» Work to be completed: Say how many lines of the material include "baked". Give the number without any other text.

» Extracted material:

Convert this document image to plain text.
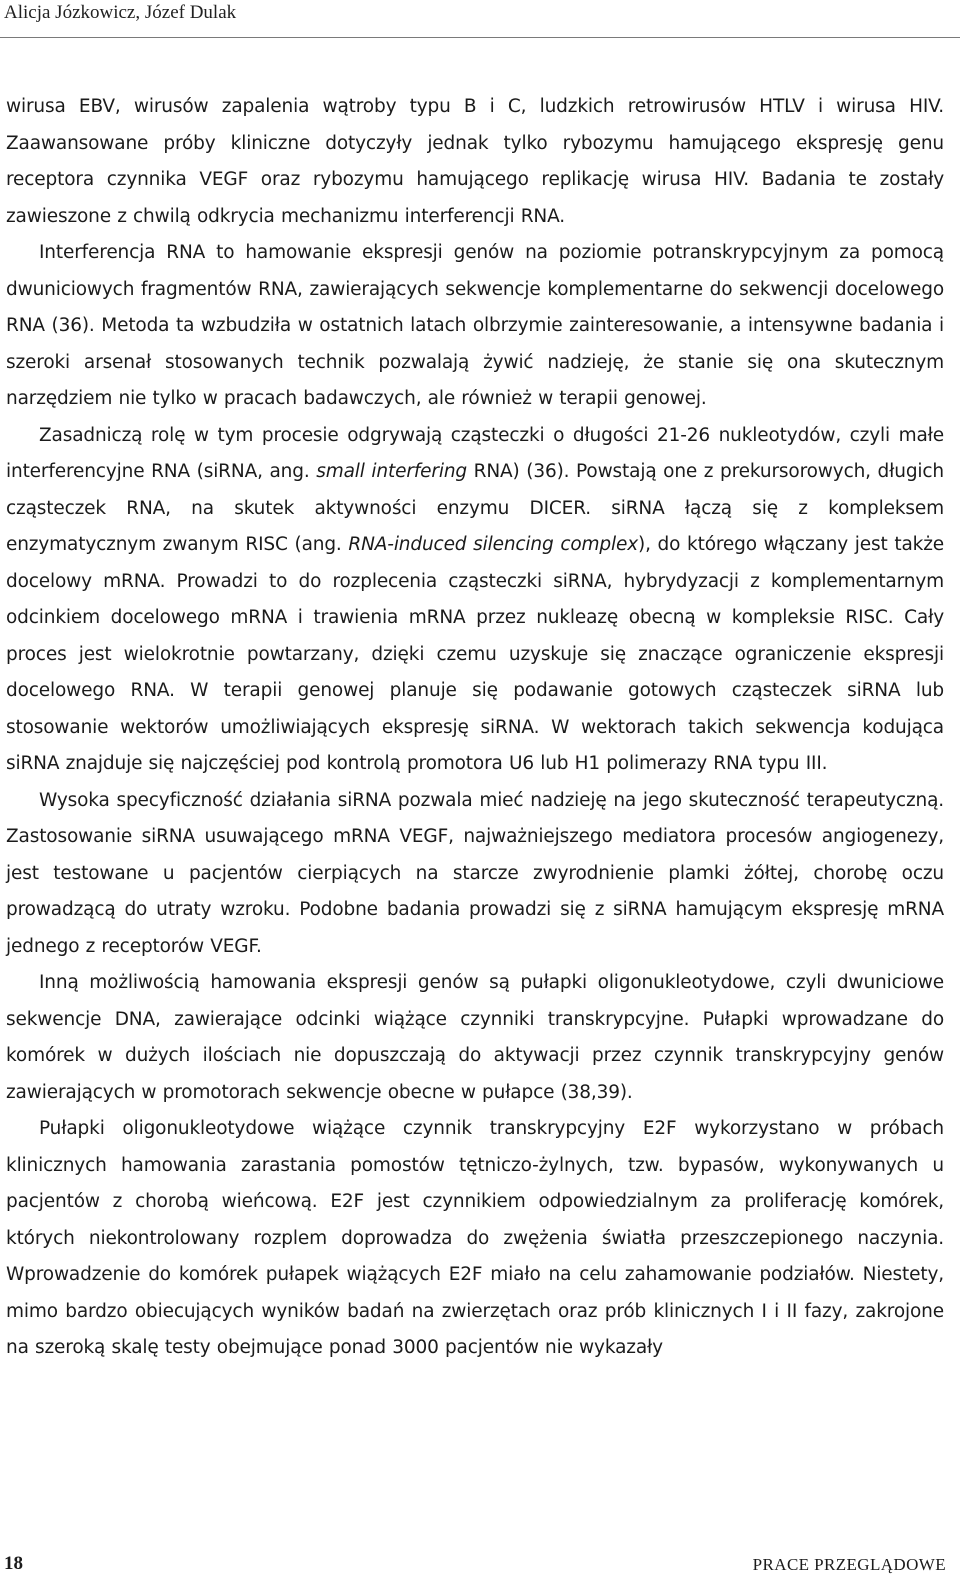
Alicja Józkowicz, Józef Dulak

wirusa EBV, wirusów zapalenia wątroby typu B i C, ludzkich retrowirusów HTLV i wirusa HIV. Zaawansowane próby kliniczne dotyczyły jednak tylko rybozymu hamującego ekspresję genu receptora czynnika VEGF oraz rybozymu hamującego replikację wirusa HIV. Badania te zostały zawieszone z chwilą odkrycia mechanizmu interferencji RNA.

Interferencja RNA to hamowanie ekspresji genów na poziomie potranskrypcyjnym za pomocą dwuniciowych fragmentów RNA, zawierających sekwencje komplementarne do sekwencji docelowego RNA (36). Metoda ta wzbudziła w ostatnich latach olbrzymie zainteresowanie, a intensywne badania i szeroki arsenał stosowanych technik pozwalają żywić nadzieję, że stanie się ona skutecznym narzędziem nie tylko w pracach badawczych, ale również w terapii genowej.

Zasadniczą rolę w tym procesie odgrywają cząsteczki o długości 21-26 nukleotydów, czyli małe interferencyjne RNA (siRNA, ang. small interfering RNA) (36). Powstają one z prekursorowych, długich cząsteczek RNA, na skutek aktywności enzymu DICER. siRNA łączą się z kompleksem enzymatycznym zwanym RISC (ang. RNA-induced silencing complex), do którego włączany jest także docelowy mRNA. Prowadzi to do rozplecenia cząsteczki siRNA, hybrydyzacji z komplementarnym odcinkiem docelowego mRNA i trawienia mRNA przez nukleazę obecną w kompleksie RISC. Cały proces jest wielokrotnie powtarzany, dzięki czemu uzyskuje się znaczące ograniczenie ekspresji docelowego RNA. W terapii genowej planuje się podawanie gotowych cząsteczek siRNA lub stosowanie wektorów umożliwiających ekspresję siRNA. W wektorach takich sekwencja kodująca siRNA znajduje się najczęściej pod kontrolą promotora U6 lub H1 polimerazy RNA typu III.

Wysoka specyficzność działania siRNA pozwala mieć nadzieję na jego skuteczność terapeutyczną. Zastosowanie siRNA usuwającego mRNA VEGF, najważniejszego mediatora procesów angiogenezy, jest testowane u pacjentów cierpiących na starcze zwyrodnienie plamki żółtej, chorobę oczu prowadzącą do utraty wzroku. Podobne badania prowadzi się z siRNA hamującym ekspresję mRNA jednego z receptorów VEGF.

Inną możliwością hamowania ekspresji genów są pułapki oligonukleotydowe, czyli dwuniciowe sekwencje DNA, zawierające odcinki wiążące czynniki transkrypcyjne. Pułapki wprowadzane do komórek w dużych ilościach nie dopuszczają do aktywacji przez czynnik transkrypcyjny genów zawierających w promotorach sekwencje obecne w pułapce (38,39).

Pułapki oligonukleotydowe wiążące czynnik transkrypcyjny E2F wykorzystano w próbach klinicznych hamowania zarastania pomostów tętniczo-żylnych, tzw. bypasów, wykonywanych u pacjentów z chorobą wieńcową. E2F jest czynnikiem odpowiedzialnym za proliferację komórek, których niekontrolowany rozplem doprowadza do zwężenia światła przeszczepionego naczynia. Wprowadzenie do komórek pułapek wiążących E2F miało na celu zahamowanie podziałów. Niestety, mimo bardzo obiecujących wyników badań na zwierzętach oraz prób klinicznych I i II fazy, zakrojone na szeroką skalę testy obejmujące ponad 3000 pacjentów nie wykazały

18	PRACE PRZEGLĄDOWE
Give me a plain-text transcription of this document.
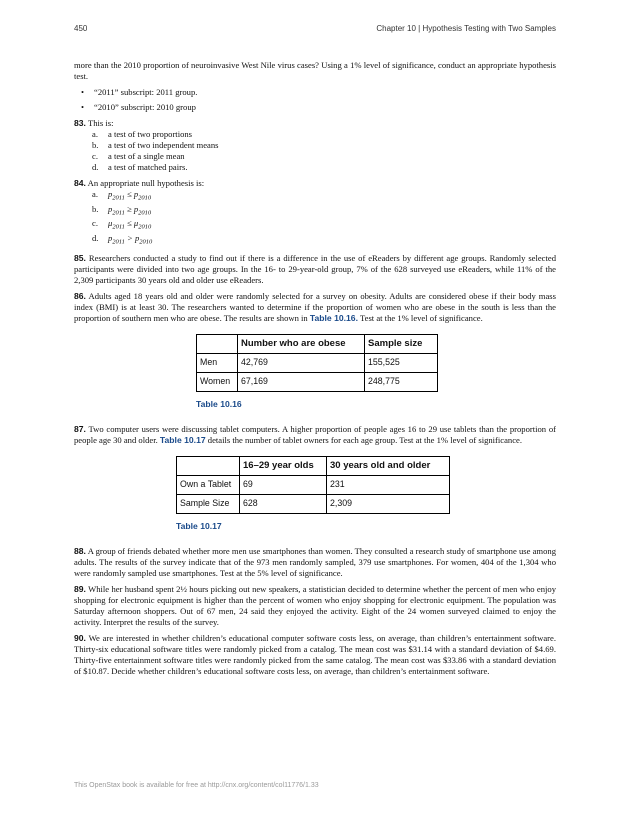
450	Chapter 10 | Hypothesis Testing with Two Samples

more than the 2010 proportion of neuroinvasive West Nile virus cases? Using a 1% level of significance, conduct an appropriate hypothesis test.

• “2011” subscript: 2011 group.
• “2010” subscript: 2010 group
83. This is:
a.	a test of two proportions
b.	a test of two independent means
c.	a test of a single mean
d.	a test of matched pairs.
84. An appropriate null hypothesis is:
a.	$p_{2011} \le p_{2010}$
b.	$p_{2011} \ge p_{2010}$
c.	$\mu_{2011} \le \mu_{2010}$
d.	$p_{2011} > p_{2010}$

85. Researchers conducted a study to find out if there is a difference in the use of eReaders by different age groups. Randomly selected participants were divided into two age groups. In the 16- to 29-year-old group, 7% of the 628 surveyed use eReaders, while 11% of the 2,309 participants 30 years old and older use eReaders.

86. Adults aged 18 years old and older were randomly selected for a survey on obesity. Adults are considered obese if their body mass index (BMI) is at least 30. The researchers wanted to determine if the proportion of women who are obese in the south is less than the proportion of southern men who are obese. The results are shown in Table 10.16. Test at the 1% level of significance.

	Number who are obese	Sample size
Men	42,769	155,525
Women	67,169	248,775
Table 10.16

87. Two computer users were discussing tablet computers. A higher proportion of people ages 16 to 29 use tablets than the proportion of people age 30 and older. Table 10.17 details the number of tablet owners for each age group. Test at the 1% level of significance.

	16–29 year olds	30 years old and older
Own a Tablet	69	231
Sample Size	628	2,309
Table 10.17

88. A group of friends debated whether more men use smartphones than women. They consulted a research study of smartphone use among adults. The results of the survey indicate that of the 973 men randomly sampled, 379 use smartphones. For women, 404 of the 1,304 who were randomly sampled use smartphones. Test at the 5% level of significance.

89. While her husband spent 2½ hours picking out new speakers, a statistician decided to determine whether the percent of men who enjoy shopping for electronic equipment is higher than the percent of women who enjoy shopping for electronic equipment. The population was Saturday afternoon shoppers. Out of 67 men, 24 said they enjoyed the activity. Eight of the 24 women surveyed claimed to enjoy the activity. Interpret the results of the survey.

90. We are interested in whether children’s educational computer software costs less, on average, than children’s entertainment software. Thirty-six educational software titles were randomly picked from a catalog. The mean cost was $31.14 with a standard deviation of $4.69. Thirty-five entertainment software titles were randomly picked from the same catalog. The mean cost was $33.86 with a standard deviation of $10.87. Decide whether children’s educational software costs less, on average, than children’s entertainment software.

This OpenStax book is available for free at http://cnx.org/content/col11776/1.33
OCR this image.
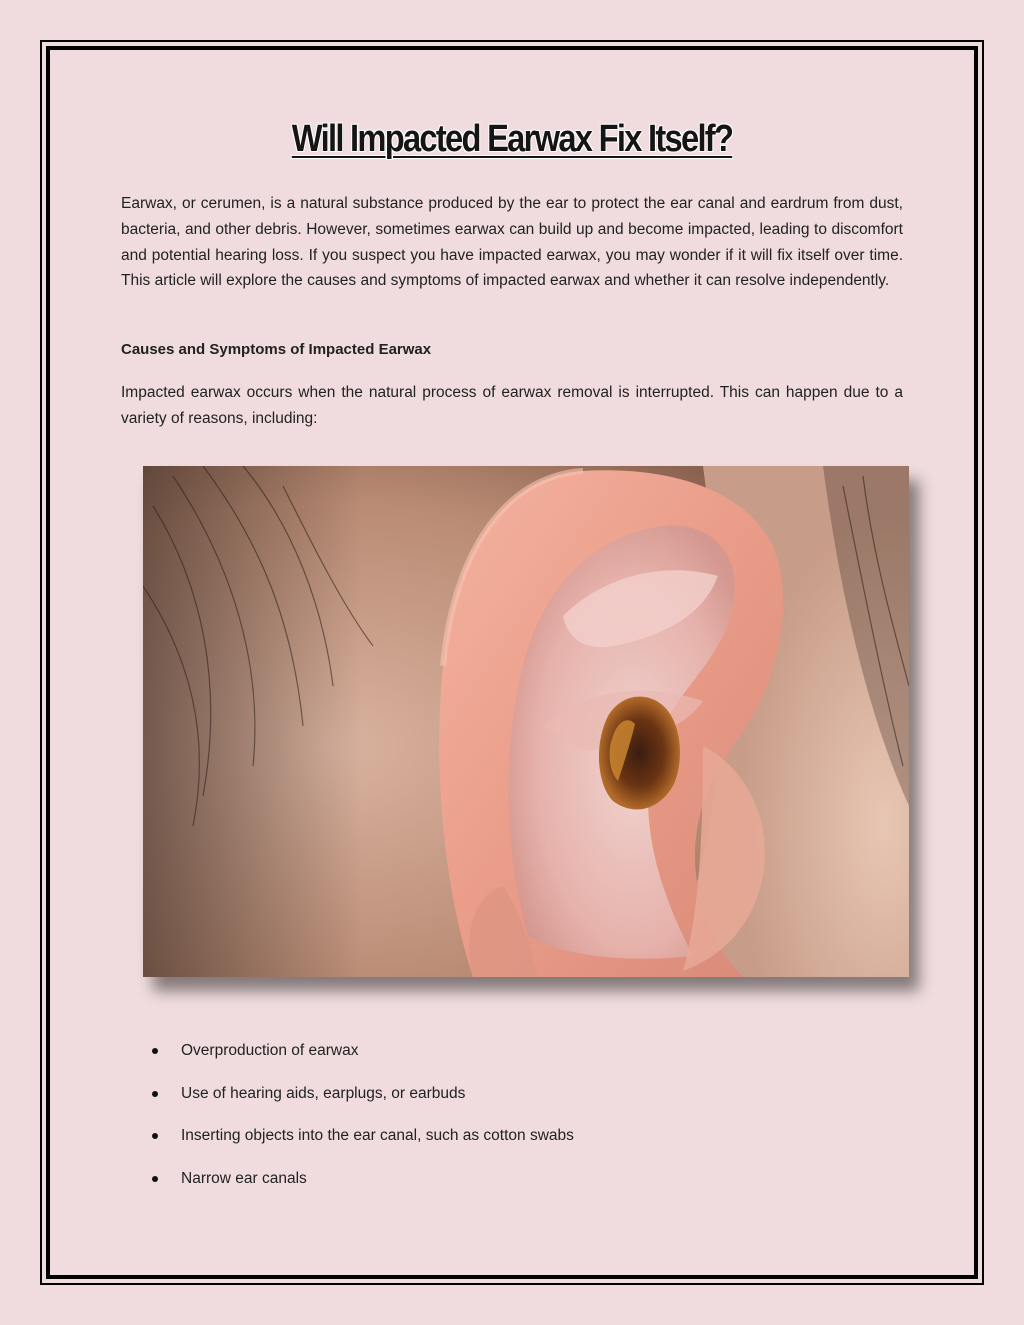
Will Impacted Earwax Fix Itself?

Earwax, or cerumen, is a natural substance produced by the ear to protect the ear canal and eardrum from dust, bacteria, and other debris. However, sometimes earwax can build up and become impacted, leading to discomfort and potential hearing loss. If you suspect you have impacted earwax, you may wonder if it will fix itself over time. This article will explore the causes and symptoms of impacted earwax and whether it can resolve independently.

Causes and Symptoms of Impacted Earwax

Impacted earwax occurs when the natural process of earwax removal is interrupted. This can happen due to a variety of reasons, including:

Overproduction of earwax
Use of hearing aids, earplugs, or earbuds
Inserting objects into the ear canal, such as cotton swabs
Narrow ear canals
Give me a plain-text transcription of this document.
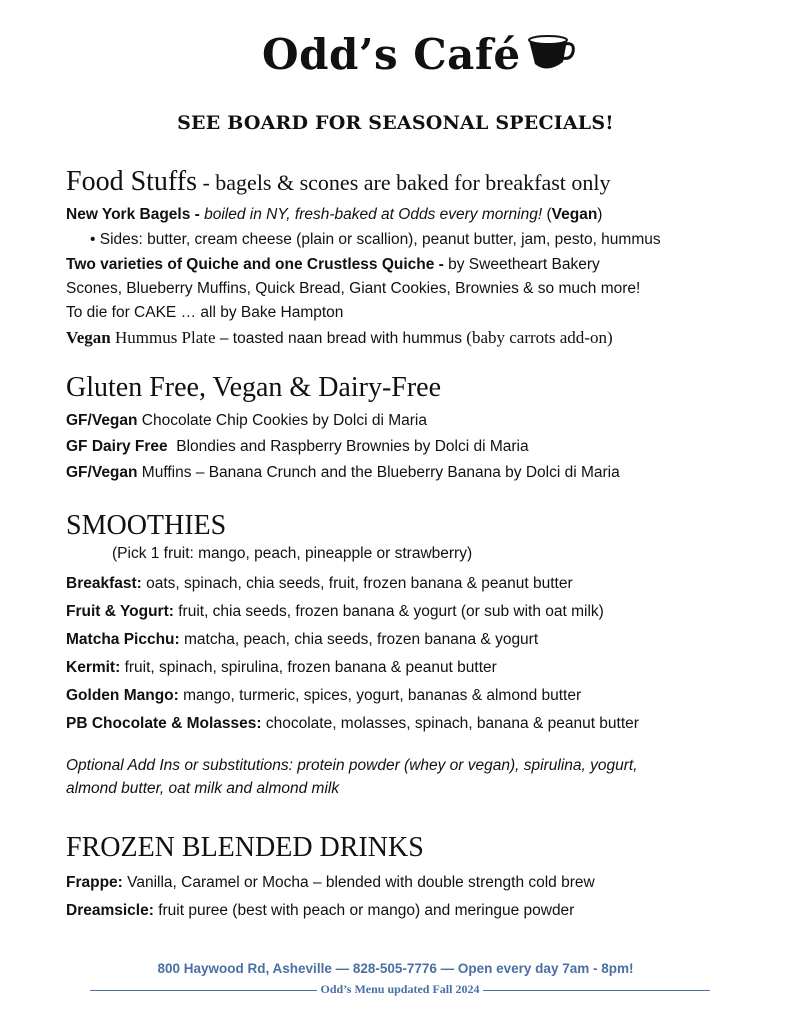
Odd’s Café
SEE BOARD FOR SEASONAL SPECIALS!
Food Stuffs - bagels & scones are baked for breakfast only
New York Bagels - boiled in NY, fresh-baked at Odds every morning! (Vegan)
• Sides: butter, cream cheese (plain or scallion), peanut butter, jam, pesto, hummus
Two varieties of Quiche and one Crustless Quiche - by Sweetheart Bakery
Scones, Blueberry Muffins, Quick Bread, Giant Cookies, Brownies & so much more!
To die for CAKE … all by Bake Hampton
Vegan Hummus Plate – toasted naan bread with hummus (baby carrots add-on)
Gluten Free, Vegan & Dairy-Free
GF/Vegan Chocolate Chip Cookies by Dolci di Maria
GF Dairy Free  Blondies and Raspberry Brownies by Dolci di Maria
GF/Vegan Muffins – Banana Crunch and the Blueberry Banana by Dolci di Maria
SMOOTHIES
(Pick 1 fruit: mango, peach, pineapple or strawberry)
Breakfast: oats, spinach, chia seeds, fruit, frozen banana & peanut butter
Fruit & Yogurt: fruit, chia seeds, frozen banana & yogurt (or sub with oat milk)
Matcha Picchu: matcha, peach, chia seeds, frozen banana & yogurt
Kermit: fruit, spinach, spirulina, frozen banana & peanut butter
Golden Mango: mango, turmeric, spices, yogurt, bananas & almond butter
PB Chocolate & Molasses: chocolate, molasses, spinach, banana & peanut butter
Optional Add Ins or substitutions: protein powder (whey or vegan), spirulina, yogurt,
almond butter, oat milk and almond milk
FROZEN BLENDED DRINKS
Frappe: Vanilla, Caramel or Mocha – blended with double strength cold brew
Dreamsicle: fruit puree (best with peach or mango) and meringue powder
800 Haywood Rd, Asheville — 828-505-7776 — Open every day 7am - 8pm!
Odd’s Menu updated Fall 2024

» Task solution: 2